** Begin **

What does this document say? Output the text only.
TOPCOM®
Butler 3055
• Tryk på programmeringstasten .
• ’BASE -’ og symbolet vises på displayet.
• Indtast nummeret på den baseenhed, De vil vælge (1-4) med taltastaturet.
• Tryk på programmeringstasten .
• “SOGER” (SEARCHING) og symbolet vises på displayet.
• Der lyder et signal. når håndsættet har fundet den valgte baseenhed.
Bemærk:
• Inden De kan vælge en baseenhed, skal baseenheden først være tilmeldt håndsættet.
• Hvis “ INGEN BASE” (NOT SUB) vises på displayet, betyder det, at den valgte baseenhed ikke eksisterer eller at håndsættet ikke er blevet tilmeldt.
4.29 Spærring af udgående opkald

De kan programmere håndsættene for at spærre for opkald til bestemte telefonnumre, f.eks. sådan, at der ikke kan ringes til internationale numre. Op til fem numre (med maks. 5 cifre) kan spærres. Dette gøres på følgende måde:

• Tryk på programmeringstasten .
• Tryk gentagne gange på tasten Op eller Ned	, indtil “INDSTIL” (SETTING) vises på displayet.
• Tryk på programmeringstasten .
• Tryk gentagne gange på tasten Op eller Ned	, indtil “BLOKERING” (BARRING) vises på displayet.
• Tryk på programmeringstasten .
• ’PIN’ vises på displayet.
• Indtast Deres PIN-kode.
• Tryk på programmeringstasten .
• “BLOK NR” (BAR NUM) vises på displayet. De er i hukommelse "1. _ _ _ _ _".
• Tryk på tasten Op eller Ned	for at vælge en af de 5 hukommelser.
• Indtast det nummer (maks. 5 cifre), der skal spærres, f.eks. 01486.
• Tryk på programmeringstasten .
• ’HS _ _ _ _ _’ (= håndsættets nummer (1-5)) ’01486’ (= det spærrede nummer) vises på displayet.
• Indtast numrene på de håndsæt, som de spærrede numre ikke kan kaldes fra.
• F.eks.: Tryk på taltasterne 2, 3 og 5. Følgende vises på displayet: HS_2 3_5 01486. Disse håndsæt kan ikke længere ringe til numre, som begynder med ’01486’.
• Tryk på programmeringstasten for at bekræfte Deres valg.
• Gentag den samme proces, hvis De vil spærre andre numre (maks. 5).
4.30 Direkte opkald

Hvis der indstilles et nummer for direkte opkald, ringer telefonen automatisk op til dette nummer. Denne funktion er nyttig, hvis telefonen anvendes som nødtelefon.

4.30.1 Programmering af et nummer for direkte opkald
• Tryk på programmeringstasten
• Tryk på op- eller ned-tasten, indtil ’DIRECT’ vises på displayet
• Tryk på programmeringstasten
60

** End **

The required answer is a single number: the count of lines in the entries that hold the string "vises".

10